[Collected data entries]
● ● ● ●
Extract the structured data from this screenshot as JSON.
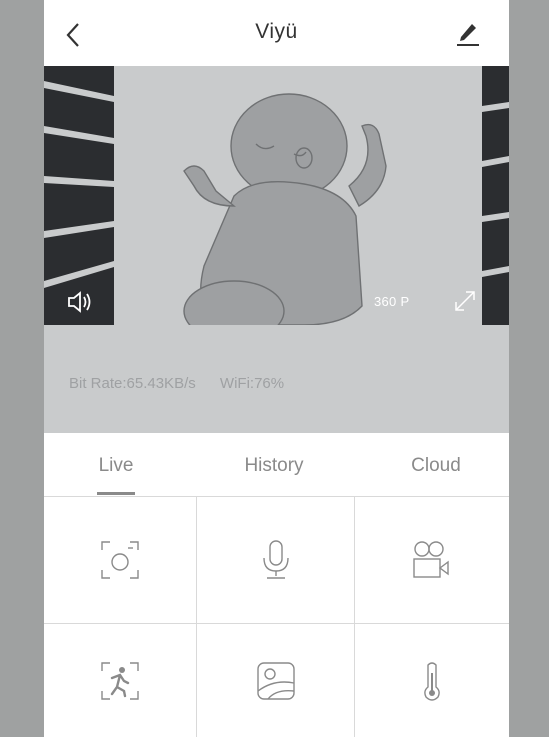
{
  "header": {
    "title": "Viyü",
    "back_icon": "chevron-left-icon",
    "edit_icon": "pencil-icon"
  },
  "video": {
    "resolution": "360 P",
    "speaker_icon": "speaker-icon",
    "fullscreen_icon": "fullscreen-icon"
  },
  "status": {
    "bit_rate": "Bit Rate:65.43KB/s",
    "wifi": "WiFi:76%"
  },
  "tabs": [
    {
      "label": "Live",
      "active": true
    },
    {
      "label": "History",
      "active": false
    },
    {
      "label": "Cloud",
      "active": false
    }
  ],
  "controls": [
    {
      "name": "snapshot-button",
      "icon": "camera-focus-icon"
    },
    {
      "name": "microphone-button",
      "icon": "microphone-icon"
    },
    {
      "name": "record-button",
      "icon": "video-camera-icon"
    },
    {
      "name": "motion-detection-button",
      "icon": "running-person-icon"
    },
    {
      "name": "album-button",
      "icon": "picture-icon"
    },
    {
      "name": "temperature-button",
      "icon": "thermometer-icon"
    }
  ],
  "colors": {
    "accent": "#8a8a8a",
    "background": "#9fa1a1",
    "video_bg": "#c9cbcc",
    "crib_dark": "#2b2d30"
  }
}
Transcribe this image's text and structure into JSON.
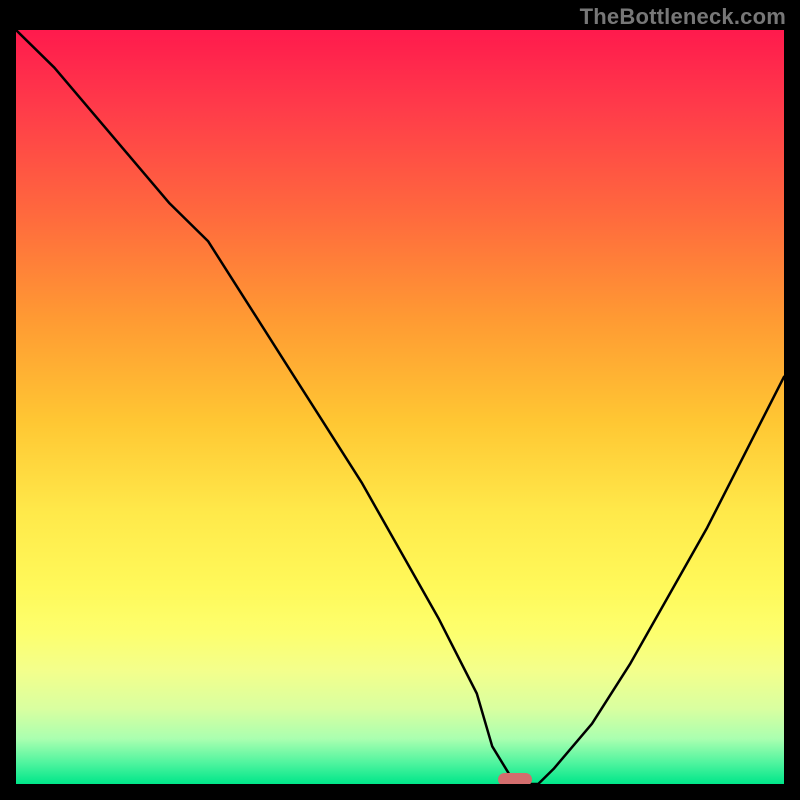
{
  "watermark": "TheBottleneck.com",
  "colors": {
    "background": "#000000",
    "curve": "#000000",
    "marker": "#d36d6d"
  },
  "chart_data": {
    "type": "line",
    "title": "",
    "xlabel": "",
    "ylabel": "",
    "xlim": [
      0,
      100
    ],
    "ylim": [
      0,
      100
    ],
    "grid": false,
    "legend": false,
    "annotations": [
      {
        "type": "marker",
        "x": 65,
        "y": 0,
        "shape": "pill"
      }
    ],
    "series": [
      {
        "name": "bottleneck-curve",
        "x": [
          0,
          5,
          10,
          15,
          20,
          25,
          30,
          35,
          40,
          45,
          50,
          55,
          60,
          62,
          65,
          68,
          70,
          75,
          80,
          85,
          90,
          95,
          100
        ],
        "y": [
          100,
          95,
          89,
          83,
          77,
          72,
          64,
          56,
          48,
          40,
          31,
          22,
          12,
          5,
          0,
          0,
          2,
          8,
          16,
          25,
          34,
          44,
          54
        ]
      }
    ],
    "background_gradient": {
      "orientation": "vertical",
      "note": "red (top, high bottleneck) -> yellow -> green (bottom, near-zero bottleneck)",
      "stops": [
        {
          "pos": 0.0,
          "color": "#ff1a4d"
        },
        {
          "pos": 0.25,
          "color": "#ff6b3d"
        },
        {
          "pos": 0.55,
          "color": "#ffe94a"
        },
        {
          "pos": 0.9,
          "color": "#d9ffa0"
        },
        {
          "pos": 1.0,
          "color": "#00e68a"
        }
      ]
    }
  }
}
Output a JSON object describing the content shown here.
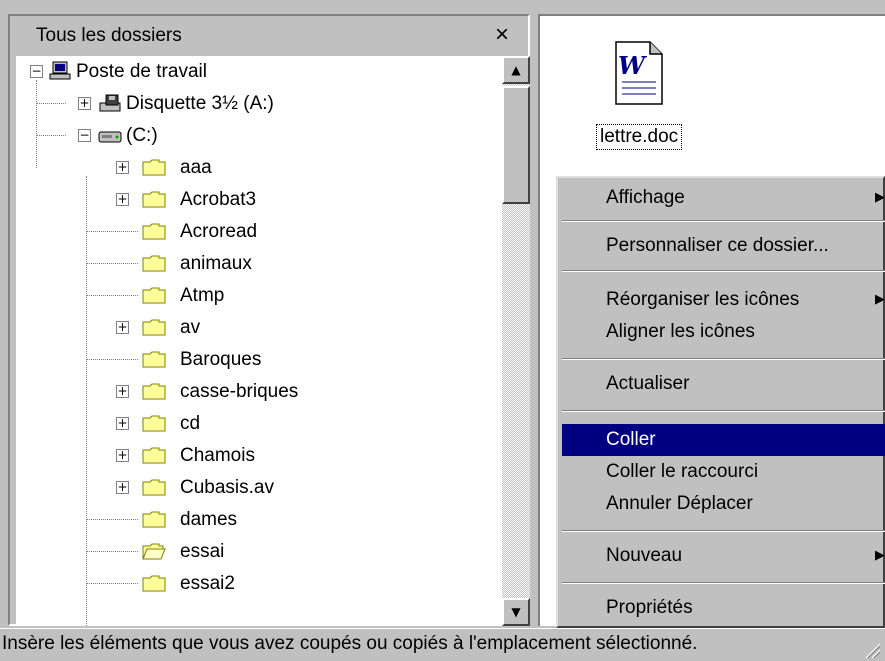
● ● ● ●
What the task requires
Pick each line holding the word "name" out of the listing.

Response to the task
      "name": "snapshot-button",
      "name": "microphone-button",
      "name": "record-button",
      "name": "motion-detection-button",
      "name": "album-button",
      "name": "temperature-button",
        "name": "bottleneck-curve",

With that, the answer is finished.